> WORK INSTRUCTIONS: Copy whichever lines contain the string "frac".

● ● ● ● ●

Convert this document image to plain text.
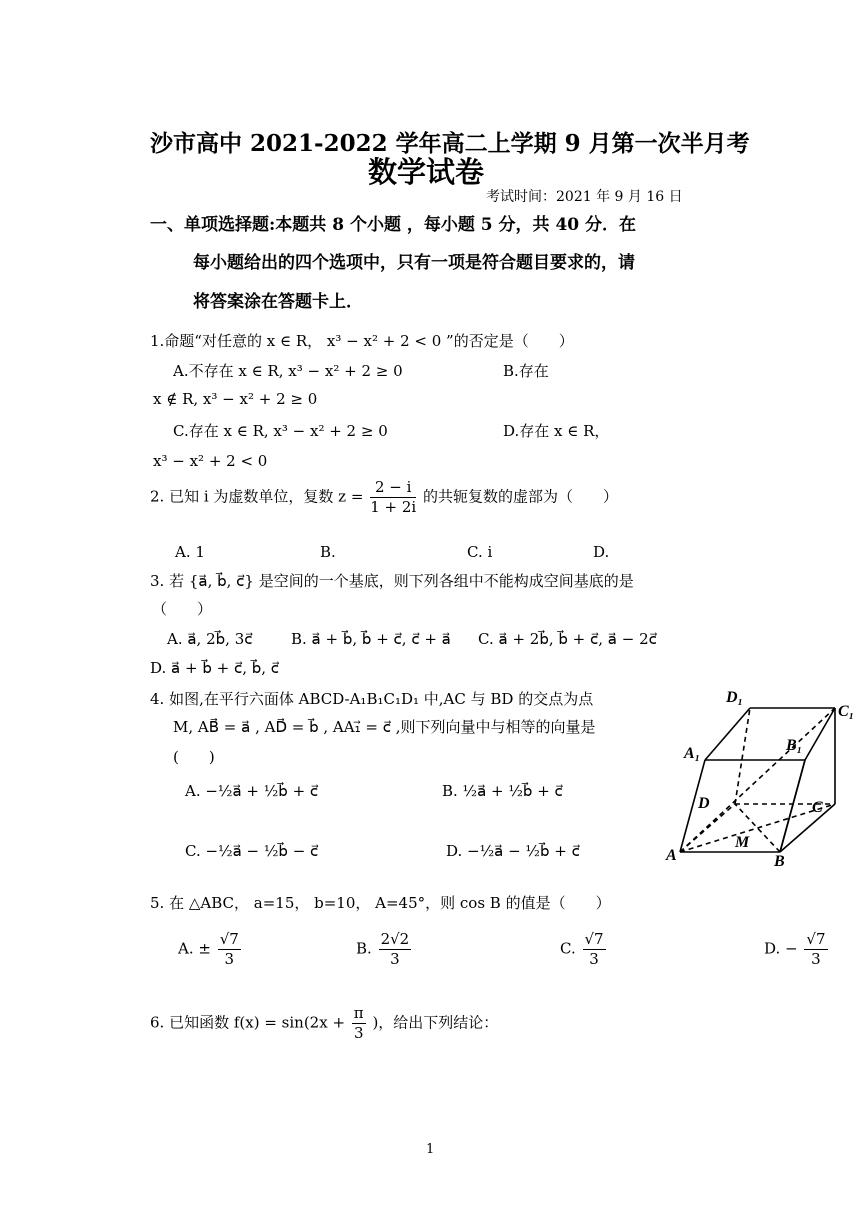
沙市高中 2021-2022 学年高二上学期 9 月第一次半月考
数学试卷
考试时间：2021 年 9 月 16 日
一、单项选择题:本题共 8 个小题 ，每小题 5 分，共 40 分．在
每小题给出的四个选项中，只有一项是符合题目要求的，请
将答案涂在答题卡上．
1.命题“对任意的 x ∈ R， x³ − x² + 2 < 0 ”的否定是（　　）
A.不存在 x ∈ R, x³ − x² + 2 ≥ 0	B.存在
x ∉ R, x³ − x² + 2 ≥ 0
C.存在 x ∈ R, x³ − x² + 2 ≥ 0	D.存在 x ∈ R，
x³ − x² + 2 < 0
2. 已知 i 为虚数单位，复数 $z = \frac{2 - i}{1 + 2i}$ 的共轭复数的虚部为（　　）
A. 1	B.	C. i	D.
3. 若 {a⃗, b⃗, c⃗} 是空间的一个基底，则下列各组中不能构成空间基底的是
（　　）
A. a⃗, 2b⃗, 3c⃗	B. a⃗ + b⃗, b⃗ + c⃗, c⃗ + a⃗ C. a⃗ + 2b⃗, b⃗ + c⃗, a⃗ − 2c⃗
D. a⃗ + b⃗ + c⃗, b⃗, c⃗
4. 如图,在平行六面体 ABCD-A₁B₁C₁D₁ 中,AC 与 BD 的交点为点
M, AB⃗ = a⃗ , AD⃗ = b⃗ , AA₁⃗ = c⃗ ,则下列向量中与相等的向量是
(　　)
A. −½a⃗ + ½b⃗ + c⃗	B. ½a⃗ + ½b⃗ + c⃗
C. −½a⃗ − ½b⃗ − c⃗	D. −½a⃗ − ½b⃗ + c⃗
D₁
C₁
A₁	B₁
D	C
A	B
M
5. 在 △ABC， a=15， b=10， A=45°，则 cos B 的值是（　　）
A. ± $\frac{√7}{3}$	B. $\frac{2√2}{3}$	C. $\frac{√7}{3}$	D. − $\frac{√7}{3}$
6. 已知函数 $f(x) = \sin(2x + \frac{\pi}{3}$ )，给出下列结论：
1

● ● ● ● ●

> WRITTEN ANSWER:
2. 已知 i 为虚数单位，复数 $z = \frac{2 - i}{1 + 2i}$ 的共轭复数的虚部为（　　）
A. ± $\frac{√7}{3}$	B. $\frac{2√2}{3}$	C. $\frac{√7}{3}$	D. − $\frac{√7}{3}$
6. 已知函数 $f(x) = \sin(2x + \frac{\pi}{3}$ )，给出下列结论：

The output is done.